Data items
######
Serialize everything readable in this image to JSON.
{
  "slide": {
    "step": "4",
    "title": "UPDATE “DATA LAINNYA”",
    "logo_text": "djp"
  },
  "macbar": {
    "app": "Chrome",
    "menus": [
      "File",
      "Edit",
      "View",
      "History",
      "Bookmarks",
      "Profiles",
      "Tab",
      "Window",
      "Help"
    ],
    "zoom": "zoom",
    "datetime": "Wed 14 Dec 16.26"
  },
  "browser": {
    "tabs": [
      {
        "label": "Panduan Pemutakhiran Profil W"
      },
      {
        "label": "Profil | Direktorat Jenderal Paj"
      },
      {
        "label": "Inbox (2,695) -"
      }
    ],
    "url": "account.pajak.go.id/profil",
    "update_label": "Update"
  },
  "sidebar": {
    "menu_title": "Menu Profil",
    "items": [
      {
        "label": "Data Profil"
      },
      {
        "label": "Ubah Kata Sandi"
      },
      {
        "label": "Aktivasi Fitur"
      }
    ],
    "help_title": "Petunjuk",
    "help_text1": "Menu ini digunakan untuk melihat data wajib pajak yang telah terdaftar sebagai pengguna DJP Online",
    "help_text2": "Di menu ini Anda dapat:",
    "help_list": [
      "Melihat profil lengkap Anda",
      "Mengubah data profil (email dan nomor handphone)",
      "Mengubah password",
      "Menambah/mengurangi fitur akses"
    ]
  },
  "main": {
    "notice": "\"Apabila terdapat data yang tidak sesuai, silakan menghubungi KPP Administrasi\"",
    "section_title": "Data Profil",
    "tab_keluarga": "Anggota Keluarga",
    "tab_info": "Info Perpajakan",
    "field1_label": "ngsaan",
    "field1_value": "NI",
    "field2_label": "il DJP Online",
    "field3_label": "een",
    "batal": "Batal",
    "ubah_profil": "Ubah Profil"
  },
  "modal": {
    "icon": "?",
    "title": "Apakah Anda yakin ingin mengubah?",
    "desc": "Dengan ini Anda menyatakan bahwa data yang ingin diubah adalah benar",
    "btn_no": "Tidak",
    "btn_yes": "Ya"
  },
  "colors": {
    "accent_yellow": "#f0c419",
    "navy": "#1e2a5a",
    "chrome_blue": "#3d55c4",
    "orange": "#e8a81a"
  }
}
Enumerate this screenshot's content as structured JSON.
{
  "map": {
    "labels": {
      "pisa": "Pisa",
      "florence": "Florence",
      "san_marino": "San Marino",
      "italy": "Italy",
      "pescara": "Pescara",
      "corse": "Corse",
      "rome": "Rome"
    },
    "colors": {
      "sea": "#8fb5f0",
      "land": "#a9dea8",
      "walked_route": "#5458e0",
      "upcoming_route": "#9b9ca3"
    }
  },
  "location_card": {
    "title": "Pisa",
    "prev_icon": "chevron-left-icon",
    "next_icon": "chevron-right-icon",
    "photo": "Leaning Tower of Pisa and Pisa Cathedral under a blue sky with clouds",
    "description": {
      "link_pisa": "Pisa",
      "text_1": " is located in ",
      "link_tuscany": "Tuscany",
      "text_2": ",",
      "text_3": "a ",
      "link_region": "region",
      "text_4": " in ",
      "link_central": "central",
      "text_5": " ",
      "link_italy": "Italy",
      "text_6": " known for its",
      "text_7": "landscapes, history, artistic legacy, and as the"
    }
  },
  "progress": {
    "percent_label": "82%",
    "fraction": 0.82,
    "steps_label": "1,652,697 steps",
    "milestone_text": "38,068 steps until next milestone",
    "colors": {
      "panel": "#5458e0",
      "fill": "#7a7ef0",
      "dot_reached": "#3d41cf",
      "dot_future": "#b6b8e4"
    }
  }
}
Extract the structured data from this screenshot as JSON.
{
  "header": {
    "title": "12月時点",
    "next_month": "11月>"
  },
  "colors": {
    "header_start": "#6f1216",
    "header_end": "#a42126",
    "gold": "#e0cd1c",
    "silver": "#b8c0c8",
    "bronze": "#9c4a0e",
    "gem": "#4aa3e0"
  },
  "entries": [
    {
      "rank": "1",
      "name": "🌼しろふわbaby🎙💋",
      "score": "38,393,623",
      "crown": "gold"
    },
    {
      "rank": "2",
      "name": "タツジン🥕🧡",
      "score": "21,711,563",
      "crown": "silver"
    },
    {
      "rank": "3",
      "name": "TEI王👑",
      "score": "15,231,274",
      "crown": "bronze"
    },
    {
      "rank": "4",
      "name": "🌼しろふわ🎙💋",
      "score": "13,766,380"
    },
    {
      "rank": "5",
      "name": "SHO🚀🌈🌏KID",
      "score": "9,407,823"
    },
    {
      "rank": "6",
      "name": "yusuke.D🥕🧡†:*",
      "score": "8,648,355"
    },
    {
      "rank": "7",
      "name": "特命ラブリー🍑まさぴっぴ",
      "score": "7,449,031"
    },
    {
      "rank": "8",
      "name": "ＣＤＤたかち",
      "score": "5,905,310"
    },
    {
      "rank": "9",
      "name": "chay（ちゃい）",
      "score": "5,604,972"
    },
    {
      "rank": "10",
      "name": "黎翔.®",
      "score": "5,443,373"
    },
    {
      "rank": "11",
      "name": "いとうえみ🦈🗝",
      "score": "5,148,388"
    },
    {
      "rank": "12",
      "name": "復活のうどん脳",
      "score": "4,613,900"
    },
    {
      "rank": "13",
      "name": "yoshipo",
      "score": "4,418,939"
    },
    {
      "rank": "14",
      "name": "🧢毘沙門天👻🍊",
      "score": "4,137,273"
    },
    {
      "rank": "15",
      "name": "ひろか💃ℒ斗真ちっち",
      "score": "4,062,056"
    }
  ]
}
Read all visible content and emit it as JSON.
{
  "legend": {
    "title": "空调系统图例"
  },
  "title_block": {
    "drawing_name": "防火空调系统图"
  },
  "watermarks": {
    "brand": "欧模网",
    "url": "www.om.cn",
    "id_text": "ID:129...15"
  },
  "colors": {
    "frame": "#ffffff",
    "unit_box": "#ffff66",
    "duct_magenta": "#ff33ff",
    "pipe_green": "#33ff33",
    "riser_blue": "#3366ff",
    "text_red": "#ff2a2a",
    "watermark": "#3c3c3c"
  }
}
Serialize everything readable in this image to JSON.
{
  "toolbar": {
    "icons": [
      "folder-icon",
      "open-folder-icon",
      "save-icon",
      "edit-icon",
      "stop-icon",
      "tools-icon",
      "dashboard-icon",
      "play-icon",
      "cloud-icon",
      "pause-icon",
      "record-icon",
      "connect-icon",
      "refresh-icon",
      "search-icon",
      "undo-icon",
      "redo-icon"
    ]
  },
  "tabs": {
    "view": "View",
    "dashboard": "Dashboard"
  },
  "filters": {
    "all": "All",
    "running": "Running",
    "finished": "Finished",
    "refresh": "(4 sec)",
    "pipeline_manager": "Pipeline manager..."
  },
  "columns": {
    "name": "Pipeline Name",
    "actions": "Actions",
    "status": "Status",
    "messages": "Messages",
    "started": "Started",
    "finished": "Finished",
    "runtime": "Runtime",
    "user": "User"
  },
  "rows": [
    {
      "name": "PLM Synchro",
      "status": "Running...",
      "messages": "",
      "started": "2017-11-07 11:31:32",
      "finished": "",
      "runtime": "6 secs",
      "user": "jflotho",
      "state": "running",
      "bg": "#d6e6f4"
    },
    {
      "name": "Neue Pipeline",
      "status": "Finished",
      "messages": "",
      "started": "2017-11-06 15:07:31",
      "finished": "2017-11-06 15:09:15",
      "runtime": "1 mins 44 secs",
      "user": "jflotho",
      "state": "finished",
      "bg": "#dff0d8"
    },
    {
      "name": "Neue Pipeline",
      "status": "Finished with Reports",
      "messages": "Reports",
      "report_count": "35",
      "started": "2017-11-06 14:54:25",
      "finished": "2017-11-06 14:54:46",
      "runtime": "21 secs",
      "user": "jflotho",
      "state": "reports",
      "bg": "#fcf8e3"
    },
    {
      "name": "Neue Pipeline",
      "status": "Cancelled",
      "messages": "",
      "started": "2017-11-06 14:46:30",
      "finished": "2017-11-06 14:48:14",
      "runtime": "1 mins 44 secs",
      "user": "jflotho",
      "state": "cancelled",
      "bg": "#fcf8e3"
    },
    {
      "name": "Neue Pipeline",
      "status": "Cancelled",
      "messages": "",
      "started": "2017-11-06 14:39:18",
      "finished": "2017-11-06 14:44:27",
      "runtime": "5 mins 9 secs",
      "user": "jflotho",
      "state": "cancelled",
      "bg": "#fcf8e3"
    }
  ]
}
######
■ **Task requirements**: Pick out the lines that include the word "screenshot" and write them out.

■ **In response**:
Enumerate this screenshot's content as structured JSON.
Extract the structured data from this screenshot as JSON.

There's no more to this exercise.